-- Start DATASET RECORDS --

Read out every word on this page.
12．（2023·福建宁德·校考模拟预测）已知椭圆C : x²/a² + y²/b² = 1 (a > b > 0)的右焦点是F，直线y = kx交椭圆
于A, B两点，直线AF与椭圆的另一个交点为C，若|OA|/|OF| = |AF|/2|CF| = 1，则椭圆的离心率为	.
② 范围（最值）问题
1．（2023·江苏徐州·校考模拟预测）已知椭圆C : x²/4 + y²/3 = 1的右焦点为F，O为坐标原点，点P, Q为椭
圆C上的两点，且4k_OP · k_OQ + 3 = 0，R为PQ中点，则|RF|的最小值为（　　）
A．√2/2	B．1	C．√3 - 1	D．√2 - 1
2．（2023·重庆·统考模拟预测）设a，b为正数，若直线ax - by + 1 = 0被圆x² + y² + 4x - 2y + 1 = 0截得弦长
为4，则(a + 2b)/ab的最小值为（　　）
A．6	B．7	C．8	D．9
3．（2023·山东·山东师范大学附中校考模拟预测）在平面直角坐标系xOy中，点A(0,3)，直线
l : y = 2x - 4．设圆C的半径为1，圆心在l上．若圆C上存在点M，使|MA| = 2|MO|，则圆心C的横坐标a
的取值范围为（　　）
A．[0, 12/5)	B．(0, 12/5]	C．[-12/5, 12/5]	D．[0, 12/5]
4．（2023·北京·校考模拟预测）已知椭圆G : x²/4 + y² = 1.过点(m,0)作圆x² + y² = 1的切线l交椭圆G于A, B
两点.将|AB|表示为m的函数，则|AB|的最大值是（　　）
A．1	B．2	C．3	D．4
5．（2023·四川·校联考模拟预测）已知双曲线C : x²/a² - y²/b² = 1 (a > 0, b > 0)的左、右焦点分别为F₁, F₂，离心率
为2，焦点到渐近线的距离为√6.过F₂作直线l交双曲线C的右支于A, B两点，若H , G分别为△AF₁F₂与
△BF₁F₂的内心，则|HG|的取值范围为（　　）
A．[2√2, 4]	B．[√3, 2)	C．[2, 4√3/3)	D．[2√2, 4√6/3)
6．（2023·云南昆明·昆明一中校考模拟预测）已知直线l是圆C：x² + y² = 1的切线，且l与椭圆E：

-- End DATASET RECORDS --

WHAT IS ASKED: Return all of the data exactly as it reads.

EXERCISE ANSWER:
Read out every word on this page.
12．（2023·福建宁德·校考模拟预测）已知椭圆C : x²/a² + y²/b² = 1 (a > b > 0)的右焦点是F，直线y = kx交椭圆
于A, B两点，直线AF与椭圆的另一个交点为C，若|OA|/|OF| = |AF|/2|CF| = 1，则椭圆的离心率为	.
② 范围（最值）问题
1．（2023·江苏徐州·校考模拟预测）已知椭圆C : x²/4 + y²/3 = 1的右焦点为F，O为坐标原点，点P, Q为椭
圆C上的两点，且4k_OP · k_OQ + 3 = 0，R为PQ中点，则|RF|的最小值为（　　）
A．√2/2	B．1	C．√3 - 1	D．√2 - 1
2．（2023·重庆·统考模拟预测）设a，b为正数，若直线ax - by + 1 = 0被圆x² + y² + 4x - 2y + 1 = 0截得弦长
为4，则(a + 2b)/ab的最小值为（　　）
A．6	B．7	C．8	D．9
3．（2023·山东·山东师范大学附中校考模拟预测）在平面直角坐标系xOy中，点A(0,3)，直线
l : y = 2x - 4．设圆C的半径为1，圆心在l上．若圆C上存在点M，使|MA| = 2|MO|，则圆心C的横坐标a
的取值范围为（　　）
A．[0, 12/5)	B．(0, 12/5]	C．[-12/5, 12/5]	D．[0, 12/5]
4．（2023·北京·校考模拟预测）已知椭圆G : x²/4 + y² = 1.过点(m,0)作圆x² + y² = 1的切线l交椭圆G于A, B
两点.将|AB|表示为m的函数，则|AB|的最大值是（　　）
A．1	B．2	C．3	D．4
5．（2023·四川·校联考模拟预测）已知双曲线C : x²/a² - y²/b² = 1 (a > 0, b > 0)的左、右焦点分别为F₁, F₂，离心率
为2，焦点到渐近线的距离为√6.过F₂作直线l交双曲线C的右支于A, B两点，若H , G分别为△AF₁F₂与
△BF₁F₂的内心，则|HG|的取值范围为（　　）
A．[2√2, 4]	B．[√3, 2)	C．[2, 4√3/3)	D．[2√2, 4√6/3)
6．（2023·云南昆明·昆明一中校考模拟预测）已知直线l是圆C：x² + y² = 1的切线，且l与椭圆E：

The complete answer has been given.